━━━ PROVIDED RECORDS

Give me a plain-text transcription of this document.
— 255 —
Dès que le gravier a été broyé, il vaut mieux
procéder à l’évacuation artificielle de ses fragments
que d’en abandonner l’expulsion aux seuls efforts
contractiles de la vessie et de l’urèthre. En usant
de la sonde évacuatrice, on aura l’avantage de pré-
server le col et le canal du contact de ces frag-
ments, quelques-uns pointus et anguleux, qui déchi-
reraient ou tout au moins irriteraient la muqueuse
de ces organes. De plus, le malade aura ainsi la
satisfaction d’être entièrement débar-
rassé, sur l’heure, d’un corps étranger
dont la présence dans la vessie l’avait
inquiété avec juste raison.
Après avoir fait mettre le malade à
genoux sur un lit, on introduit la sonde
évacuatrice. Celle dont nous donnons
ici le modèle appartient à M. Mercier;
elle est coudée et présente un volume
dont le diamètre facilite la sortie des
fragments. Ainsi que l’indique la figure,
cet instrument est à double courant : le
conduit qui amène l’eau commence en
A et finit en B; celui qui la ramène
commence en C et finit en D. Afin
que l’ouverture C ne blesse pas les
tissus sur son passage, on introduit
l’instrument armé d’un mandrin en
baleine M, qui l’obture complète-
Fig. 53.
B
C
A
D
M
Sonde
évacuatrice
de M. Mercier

━━━━━━

> _DIRECTION_: Read the entries and select each line where the word "introduit" is found.

> _FULL SOLUTION_:
genoux sur un lit, on introduit la sonde
tissus sur son passage, on introduit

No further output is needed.